_Exercise details_
Find the lines with "brick" in them and copy them out.

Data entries
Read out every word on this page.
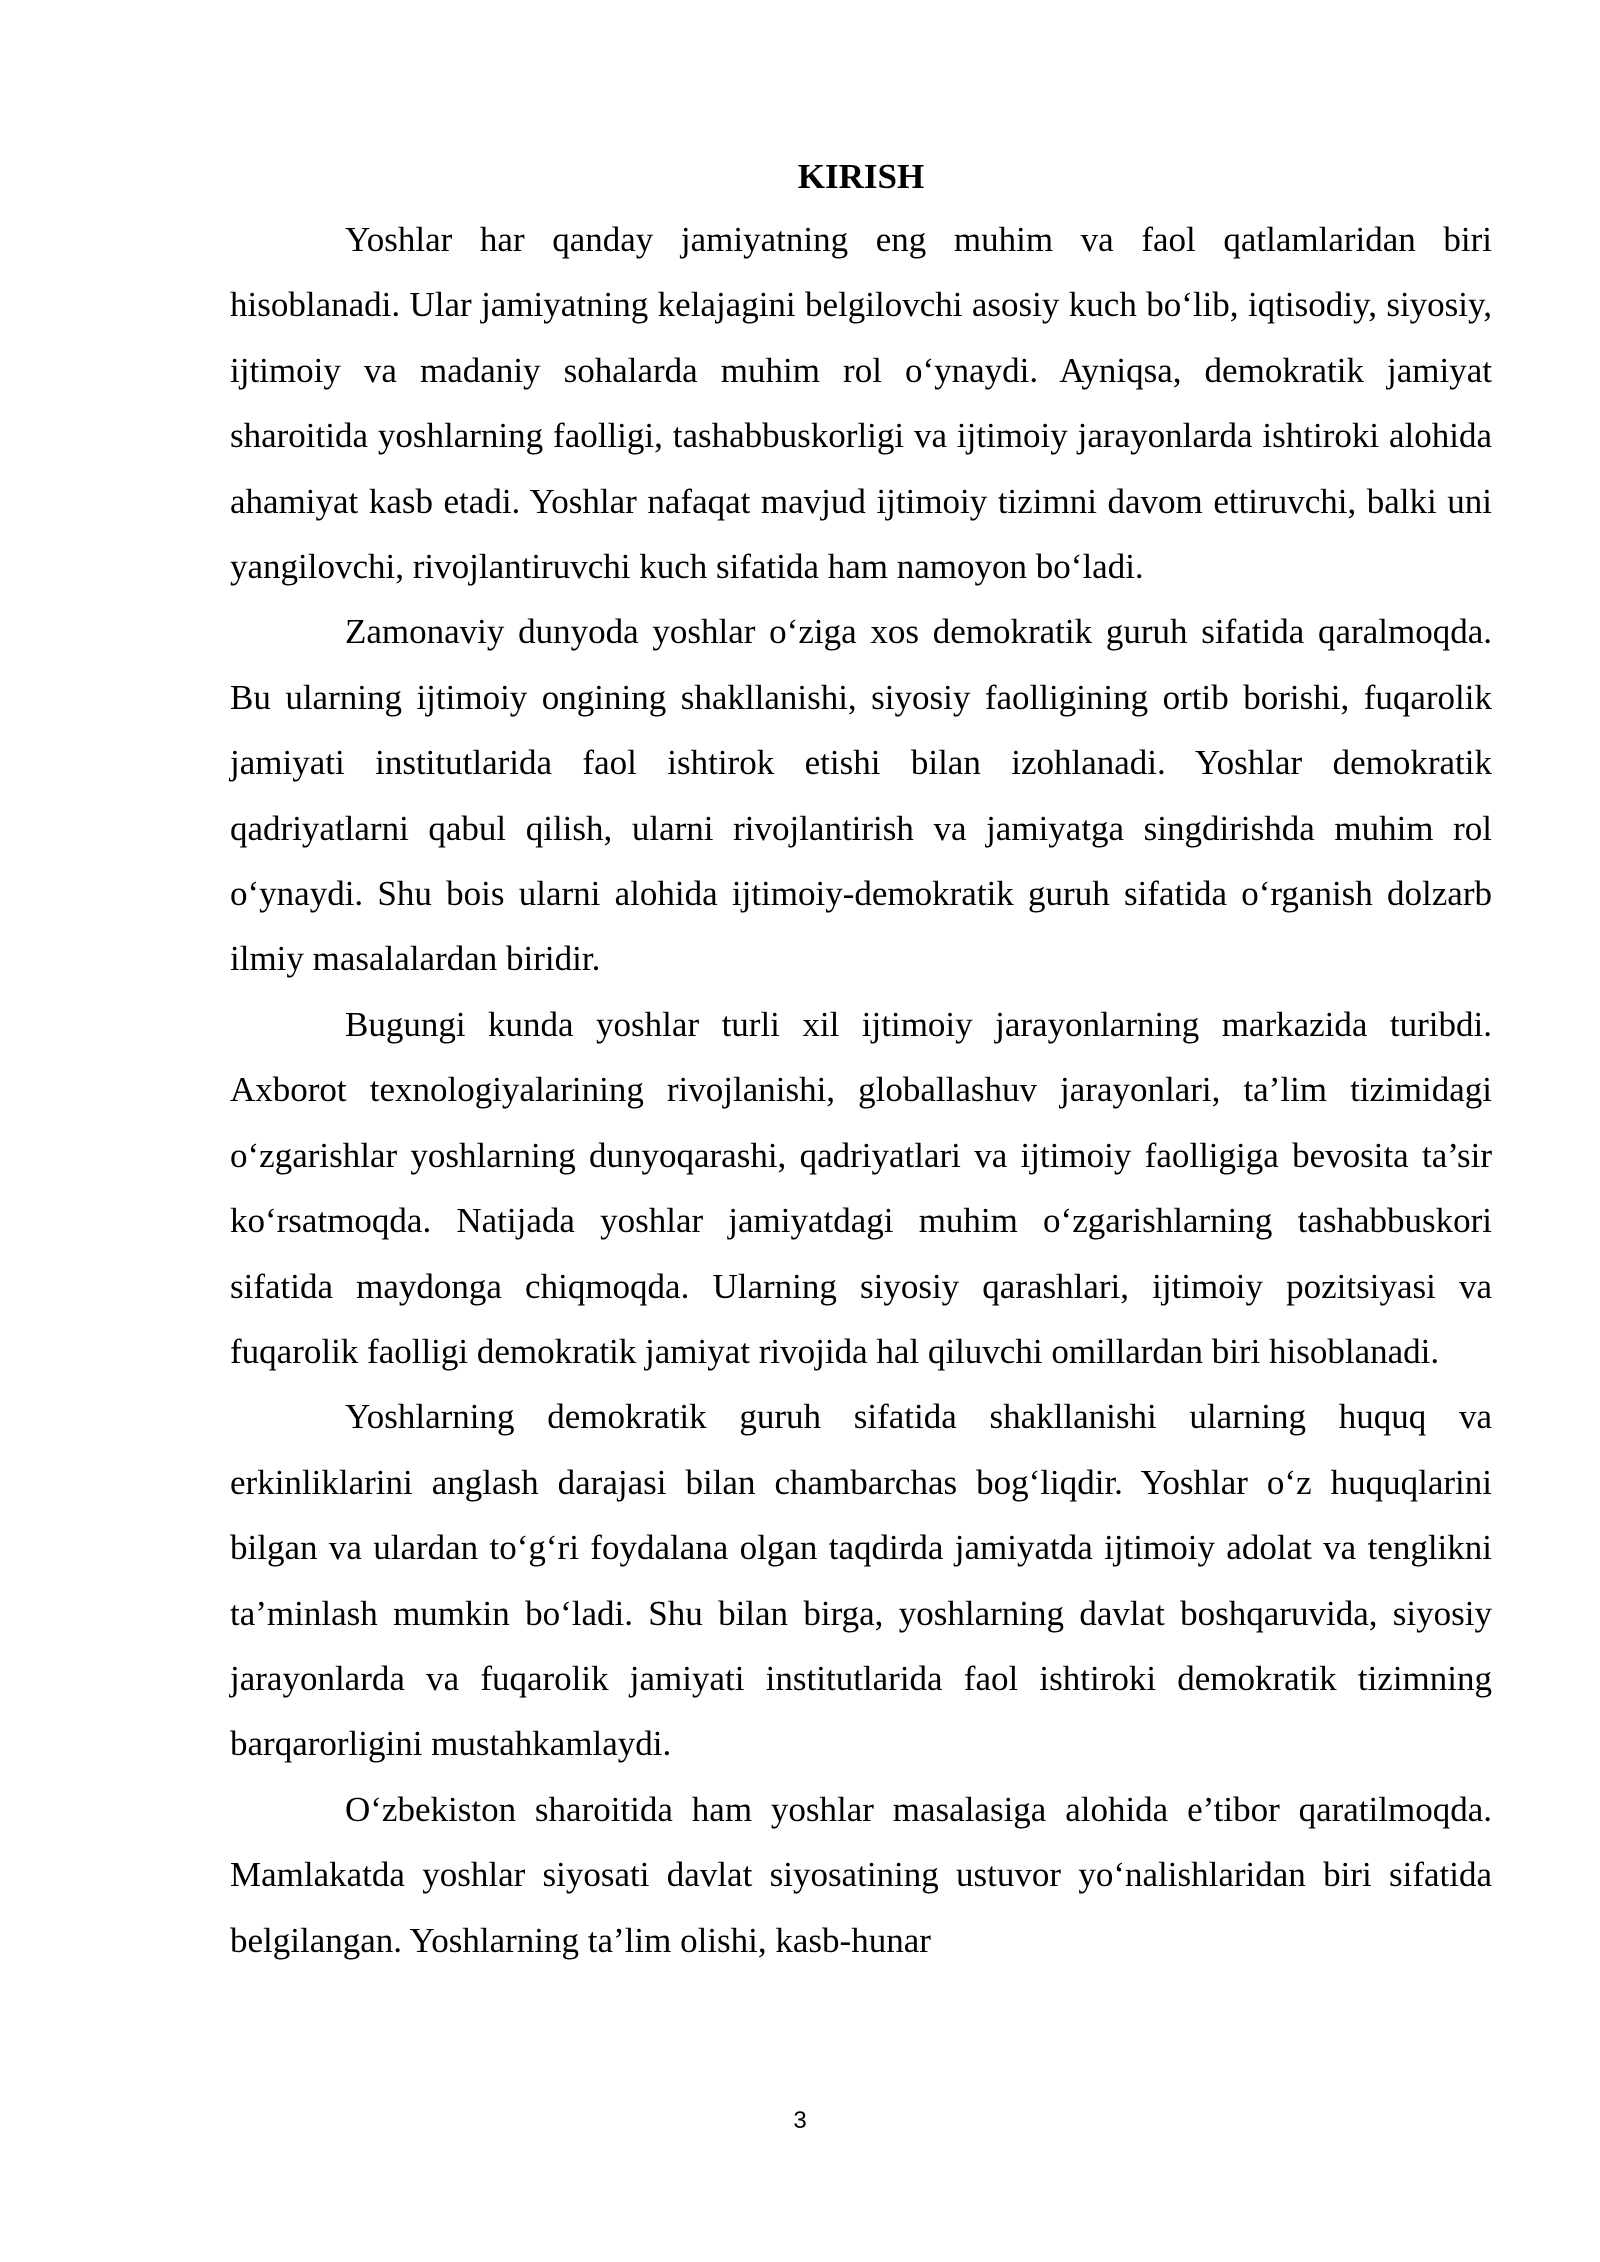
KIRISH

Yoshlar har qanday jamiyatning eng muhim va faol qatlamlaridan biri hisoblanadi. Ular jamiyatning kelajagini belgilovchi asosiy kuch bo‘lib, iqtisodiy, siyosiy, ijtimoiy va madaniy sohalarda muhim rol o‘ynaydi. Ayniqsa, demokratik jamiyat sharoitida yoshlarning faolligi, tashabbuskorligi va ijtimoiy jarayonlarda ishtiroki alohida ahamiyat kasb etadi. Yoshlar nafaqat mavjud ijtimoiy tizimni davom ettiruvchi, balki uni yangilovchi, rivojlantiruvchi kuch sifatida ham namoyon bo‘ladi.

Zamonaviy dunyoda yoshlar o‘ziga xos demokratik guruh sifatida qaralmoqda. Bu ularning ijtimoiy ongining shakllanishi, siyosiy faolligining ortib borishi, fuqarolik jamiyati institutlarida faol ishtirok etishi bilan izohlanadi. Yoshlar demokratik qadriyatlarni qabul qilish, ularni rivojlantirish va jamiyatga singdirishda muhim rol o‘ynaydi. Shu bois ularni alohida ijtimoiy-demokratik guruh sifatida o‘rganish dolzarb ilmiy masalalardan biridir.

Bugungi kunda yoshlar turli xil ijtimoiy jarayonlarning markazida turibdi. Axborot texnologiyalarining rivojlanishi, globallashuv jarayonlari, ta’lim tizimidagi o‘zgarishlar yoshlarning dunyoqarashi, qadriyatlari va ijtimoiy faolligiga bevosita ta’sir ko‘rsatmoqda. Natijada yoshlar jamiyatdagi muhim o‘zgarishlarning tashabbuskori sifatida maydonga chiqmoqda. Ularning siyosiy qarashlari, ijtimoiy pozitsiyasi va fuqarolik faolligi demokratik jamiyat rivojida hal qiluvchi omillardan biri hisoblanadi.

Yoshlarning demokratik guruh sifatida shakllanishi ularning huquq va erkinliklarini anglash darajasi bilan chambarchas bog‘liqdir. Yoshlar o‘z huquqlarini bilgan va ulardan to‘g‘ri foydalana olgan taqdirda jamiyatda ijtimoiy adolat va tenglikni ta’minlash mumkin bo‘ladi. Shu bilan birga, yoshlarning davlat boshqaruvida, siyosiy jarayonlarda va fuqarolik jamiyati institutlarida faol ishtiroki demokratik tizimning barqarorligini mustahkamlaydi.

O‘zbekiston sharoitida ham yoshlar masalasiga alohida e’tibor qaratilmoqda. Mamlakatda yoshlar siyosati davlat siyosatining ustuvor yo‘nalishlaridan biri sifatida belgilangan. Yoshlarning ta’lim olishi, kasb-hunar

3
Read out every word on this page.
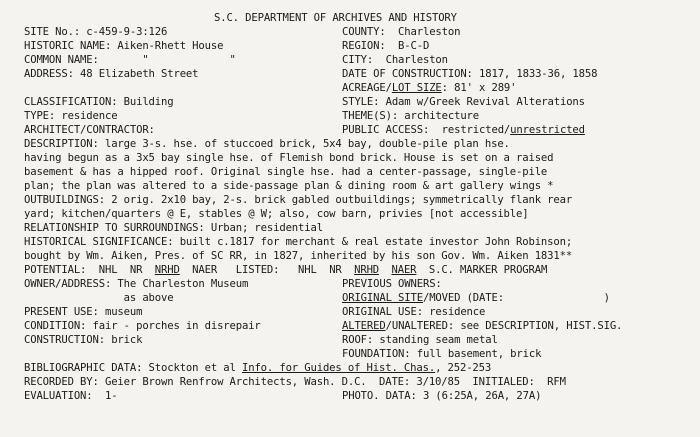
S.C. DEPARTMENT OF ARCHIVES AND HISTORY
SITE No.: c-459-9-3:126
HISTORIC NAME: Aiken-Rhett House
COMMON NAME:       "             "
ADDRESS: 48 Elizabeth Street
CLASSIFICATION: Building
TYPE: residence
ARCHITECT/CONTRACTOR:
COUNTY:  Charleston
REGION:  B-C-D
CITY:  Charleston
DATE OF CONSTRUCTION: 1817, 1833-36, 1858
ACREAGE/LOT SIZE: 81' x 289'
STYLE: Adam w/Greek Revival Alterations
THEME(S): architecture
PUBLIC ACCESS:  restricted/unrestricted
DESCRIPTION: large 3-s. hse. of stuccoed brick, 5x4 bay, double-pile plan hse.
having begun as a 3x5 bay single hse. of Flemish bond brick. House is set on a raised
basement & has a hipped roof. Original single hse. had a center-passage, single-pile
plan; the plan was altered to a side-passage plan & dining room & art gallery wings *
OUTBUILDINGS: 2 orig. 2x10 bay, 2-s. brick gabled outbuildings; symmetrically flank rear
yard; kitchen/quarters @ E, stables @ W; also, cow barn, privies [not accessible]
RELATIONSHIP TO SURROUNDINGS: Urban; residential
HISTORICAL SIGNIFICANCE: built c.1817 for merchant & real estate investor John Robinson;
bought by Wm. Aiken, Pres. of SC RR, in 1827, inherited by his son Gov. Wm. Aiken 1831**
POTENTIAL:  NHL  NR  NRHD  NAER   LISTED:   NHL  NR  NRHD NAER  S.C. MARKER PROGRAM
OWNER/ADDRESS: The Charleston Museum
as above
PRESENT USE: museum
CONDITION: fair - porches in disrepair
CONSTRUCTION: brick
PREVIOUS OWNERS:
ORIGINAL SITE/MOVED (DATE:                )
ORIGINAL USE: residence
ALTERED/UNALTERED: see DESCRIPTION, HIST.SIG.
ROOF: standing seam metal
FOUNDATION: full basement, brick
BIBLIOGRAPHIC DATA: Stockton et al Info. for Guides of Hist. Chas., 252-253
RECORDED BY: Geier Brown Renfrow Architects, Wash. D.C.  DATE: 3/10/85  INITIALED:  RFM
EVALUATION:  1-	PHOTO. DATA: 3 (6:25A, 26A, 27A)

_Exercise answer_
DESCRIPTION: large 3-s. hse. of stuccoed brick, 5x4 bay, double-pile plan hse.
having begun as a 3x5 bay single hse. of Flemish bond brick. House is set on a raised
OUTBUILDINGS: 2 orig. 2x10 bay, 2-s. brick gabled outbuildings; symmetrically flank rear
CONSTRUCTION: brick
FOUNDATION: full basement, brick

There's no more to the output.